EXERCISE MATERIAL =
==================================================
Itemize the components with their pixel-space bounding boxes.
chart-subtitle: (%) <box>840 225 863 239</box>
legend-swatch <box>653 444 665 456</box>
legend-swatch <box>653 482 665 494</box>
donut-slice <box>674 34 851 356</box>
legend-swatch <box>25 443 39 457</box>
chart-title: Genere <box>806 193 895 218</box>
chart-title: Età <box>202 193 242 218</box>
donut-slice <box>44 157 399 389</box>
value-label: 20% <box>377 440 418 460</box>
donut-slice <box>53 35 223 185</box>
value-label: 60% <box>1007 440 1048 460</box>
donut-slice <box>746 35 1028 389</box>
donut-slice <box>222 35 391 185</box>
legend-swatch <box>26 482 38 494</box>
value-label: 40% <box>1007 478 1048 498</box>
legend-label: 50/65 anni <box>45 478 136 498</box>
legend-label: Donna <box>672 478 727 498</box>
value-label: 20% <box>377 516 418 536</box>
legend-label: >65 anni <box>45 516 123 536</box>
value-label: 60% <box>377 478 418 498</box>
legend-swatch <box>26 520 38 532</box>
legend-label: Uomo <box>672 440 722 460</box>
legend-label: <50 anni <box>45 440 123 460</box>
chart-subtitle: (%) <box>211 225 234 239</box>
==================================================
Rewrite all the items above, replacing "donut-slice" with "pie-segment" and leaving everything else unchanged.

Itemize the components with their pixel-space bounding boxes.
chart-subtitle: (%) <box>840 225 863 239</box>
legend-swatch <box>653 444 665 456</box>
legend-swatch <box>653 482 665 494</box>
pie-segment <box>674 34 851 356</box>
legend-swatch <box>25 443 39 457</box>
chart-title: Genere <box>806 193 895 218</box>
chart-title: Età <box>202 193 242 218</box>
pie-segment <box>44 157 399 389</box>
value-label: 20% <box>377 440 418 460</box>
pie-segment <box>53 35 223 185</box>
value-label: 60% <box>1007 440 1048 460</box>
pie-segment <box>746 35 1028 389</box>
pie-segment <box>222 35 391 185</box>
legend-swatch <box>26 482 38 494</box>
value-label: 40% <box>1007 478 1048 498</box>
legend-label: 50/65 anni <box>45 478 136 498</box>
legend-label: Donna <box>672 478 727 498</box>
value-label: 20% <box>377 516 418 536</box>
legend-label: >65 anni <box>45 516 123 536</box>
value-label: 60% <box>377 478 418 498</box>
legend-swatch <box>26 520 38 532</box>
legend-label: Uomo <box>672 440 722 460</box>
legend-label: <50 anni <box>45 440 123 460</box>
chart-subtitle: (%) <box>211 225 234 239</box>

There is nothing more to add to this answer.